Work to be completed — Check every line below for the word "านการค" and show those that hold it.

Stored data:

........

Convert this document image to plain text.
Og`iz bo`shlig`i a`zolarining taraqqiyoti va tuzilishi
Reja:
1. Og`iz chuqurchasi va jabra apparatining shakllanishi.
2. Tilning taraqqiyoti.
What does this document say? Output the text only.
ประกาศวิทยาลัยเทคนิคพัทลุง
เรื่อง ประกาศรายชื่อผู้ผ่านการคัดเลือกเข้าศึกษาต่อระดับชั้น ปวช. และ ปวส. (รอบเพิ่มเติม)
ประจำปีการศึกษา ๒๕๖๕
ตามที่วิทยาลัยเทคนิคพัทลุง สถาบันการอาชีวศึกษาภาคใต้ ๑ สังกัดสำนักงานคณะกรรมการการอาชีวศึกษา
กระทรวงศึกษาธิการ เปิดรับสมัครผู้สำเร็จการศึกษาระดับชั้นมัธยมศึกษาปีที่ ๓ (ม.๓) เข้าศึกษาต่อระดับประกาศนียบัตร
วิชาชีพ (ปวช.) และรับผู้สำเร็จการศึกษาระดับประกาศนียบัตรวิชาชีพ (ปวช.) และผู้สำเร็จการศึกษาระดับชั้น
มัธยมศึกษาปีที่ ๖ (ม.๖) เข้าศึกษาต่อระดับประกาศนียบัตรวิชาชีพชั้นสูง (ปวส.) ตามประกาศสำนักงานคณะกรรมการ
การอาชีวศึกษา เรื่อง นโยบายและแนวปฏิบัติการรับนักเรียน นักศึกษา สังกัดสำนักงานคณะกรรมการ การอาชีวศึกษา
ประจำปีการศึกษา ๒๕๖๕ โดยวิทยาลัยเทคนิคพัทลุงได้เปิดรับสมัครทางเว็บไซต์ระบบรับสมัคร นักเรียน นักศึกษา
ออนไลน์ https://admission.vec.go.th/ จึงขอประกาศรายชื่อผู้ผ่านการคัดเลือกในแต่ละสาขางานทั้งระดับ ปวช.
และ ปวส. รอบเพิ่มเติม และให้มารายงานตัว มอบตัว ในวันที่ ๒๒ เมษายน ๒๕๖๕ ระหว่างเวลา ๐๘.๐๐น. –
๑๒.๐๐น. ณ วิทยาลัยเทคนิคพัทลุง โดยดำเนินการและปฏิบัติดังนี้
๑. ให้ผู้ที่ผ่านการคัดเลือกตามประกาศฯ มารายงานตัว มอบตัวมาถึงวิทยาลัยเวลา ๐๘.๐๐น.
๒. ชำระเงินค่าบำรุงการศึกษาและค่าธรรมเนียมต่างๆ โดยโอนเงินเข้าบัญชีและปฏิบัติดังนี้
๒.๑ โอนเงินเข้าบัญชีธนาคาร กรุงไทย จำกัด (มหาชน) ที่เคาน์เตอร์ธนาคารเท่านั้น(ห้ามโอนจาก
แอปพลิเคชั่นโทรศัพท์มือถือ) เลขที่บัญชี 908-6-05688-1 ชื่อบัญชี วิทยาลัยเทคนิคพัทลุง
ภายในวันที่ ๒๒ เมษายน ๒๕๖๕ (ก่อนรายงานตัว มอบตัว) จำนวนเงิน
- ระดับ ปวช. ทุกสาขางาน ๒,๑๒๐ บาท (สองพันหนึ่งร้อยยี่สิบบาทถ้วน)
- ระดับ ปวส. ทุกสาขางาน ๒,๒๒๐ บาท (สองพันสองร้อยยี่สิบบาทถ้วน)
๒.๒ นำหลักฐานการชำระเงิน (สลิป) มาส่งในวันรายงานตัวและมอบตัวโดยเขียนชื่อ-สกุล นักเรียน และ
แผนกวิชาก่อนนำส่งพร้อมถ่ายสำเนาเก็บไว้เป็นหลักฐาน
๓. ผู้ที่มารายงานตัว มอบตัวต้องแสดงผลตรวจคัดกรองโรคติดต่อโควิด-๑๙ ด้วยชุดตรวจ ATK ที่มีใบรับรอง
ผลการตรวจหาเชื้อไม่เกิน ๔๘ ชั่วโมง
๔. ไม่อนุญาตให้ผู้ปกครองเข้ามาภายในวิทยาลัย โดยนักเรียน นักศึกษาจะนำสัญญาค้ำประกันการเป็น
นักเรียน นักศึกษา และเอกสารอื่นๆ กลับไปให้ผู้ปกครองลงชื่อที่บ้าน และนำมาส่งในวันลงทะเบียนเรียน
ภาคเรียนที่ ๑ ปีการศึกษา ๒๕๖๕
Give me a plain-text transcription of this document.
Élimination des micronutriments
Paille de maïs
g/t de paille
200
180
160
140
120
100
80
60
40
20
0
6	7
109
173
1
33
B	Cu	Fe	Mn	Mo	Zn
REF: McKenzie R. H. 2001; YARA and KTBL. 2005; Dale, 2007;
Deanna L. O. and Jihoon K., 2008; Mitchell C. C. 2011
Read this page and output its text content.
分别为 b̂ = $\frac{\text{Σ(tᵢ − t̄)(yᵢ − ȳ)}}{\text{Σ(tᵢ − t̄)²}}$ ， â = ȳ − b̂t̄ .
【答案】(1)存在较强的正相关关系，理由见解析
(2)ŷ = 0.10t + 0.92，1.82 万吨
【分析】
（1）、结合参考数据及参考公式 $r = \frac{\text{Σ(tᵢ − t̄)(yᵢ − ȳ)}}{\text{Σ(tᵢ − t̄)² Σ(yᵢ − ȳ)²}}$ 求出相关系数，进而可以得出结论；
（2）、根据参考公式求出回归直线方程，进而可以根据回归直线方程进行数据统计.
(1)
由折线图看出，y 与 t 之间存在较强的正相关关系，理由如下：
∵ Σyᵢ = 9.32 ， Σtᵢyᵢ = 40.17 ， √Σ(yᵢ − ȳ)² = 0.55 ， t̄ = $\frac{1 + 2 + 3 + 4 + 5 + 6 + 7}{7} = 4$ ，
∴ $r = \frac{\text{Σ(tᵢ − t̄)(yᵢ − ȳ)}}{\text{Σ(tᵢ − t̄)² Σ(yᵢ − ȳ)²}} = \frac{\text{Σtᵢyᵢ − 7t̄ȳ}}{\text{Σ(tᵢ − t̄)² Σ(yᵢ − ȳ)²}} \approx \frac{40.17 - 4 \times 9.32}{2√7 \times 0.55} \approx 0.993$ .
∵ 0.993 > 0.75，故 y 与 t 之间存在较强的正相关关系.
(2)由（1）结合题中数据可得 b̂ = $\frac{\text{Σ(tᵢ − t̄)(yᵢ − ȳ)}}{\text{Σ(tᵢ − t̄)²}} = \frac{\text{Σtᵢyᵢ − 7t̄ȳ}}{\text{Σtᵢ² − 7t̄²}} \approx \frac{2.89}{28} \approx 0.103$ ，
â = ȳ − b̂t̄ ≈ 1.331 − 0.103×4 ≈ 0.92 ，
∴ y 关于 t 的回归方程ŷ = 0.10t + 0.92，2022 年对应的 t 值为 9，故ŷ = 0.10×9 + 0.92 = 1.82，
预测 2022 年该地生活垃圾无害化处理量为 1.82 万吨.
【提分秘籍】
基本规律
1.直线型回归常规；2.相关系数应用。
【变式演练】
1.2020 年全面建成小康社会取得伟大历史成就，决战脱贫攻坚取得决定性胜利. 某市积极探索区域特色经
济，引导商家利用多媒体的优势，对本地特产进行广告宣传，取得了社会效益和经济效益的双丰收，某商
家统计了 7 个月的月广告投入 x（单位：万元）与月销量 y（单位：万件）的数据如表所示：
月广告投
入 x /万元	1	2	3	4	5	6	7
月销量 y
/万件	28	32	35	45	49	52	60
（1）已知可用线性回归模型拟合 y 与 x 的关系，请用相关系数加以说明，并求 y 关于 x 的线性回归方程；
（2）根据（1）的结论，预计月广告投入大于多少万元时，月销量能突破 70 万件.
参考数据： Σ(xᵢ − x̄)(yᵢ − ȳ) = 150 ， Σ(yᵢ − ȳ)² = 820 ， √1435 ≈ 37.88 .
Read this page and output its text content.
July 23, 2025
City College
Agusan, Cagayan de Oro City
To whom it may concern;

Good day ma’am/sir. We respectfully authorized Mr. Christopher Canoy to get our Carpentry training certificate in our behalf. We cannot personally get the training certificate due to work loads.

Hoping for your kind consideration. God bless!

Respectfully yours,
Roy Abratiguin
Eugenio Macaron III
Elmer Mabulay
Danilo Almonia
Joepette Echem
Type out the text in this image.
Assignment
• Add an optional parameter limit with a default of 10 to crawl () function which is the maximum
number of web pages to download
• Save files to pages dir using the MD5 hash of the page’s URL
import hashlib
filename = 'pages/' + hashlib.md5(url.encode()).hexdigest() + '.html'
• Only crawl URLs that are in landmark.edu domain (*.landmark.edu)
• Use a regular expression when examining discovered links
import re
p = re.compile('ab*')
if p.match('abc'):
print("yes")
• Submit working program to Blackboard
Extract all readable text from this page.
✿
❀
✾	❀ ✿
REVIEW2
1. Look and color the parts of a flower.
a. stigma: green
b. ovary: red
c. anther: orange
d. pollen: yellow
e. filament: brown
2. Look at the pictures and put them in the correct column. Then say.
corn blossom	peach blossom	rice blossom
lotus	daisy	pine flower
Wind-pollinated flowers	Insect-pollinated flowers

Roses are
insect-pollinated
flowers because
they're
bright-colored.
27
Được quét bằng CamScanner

........

Right answer —
เรื่อง ประกาศรายชื่อผู้ผ่านการคัดเลือกเข้าศึกษาต่อระดับชั้น ปวช. และ ปวส. (รอบเพิ่มเติม)
ออนไลน์ https://admission.vec.go.th/ จึงขอประกาศรายชื่อผู้ผ่านการคัดเลือกในแต่ละสาขางานทั้งระดับ ปวช.
๑. ให้ผู้ที่ผ่านการคัดเลือกตามประกาศฯ มารายงานตัว มอบตัวมาถึงวิทยาลัยเวลา ๐๘.๐๐น.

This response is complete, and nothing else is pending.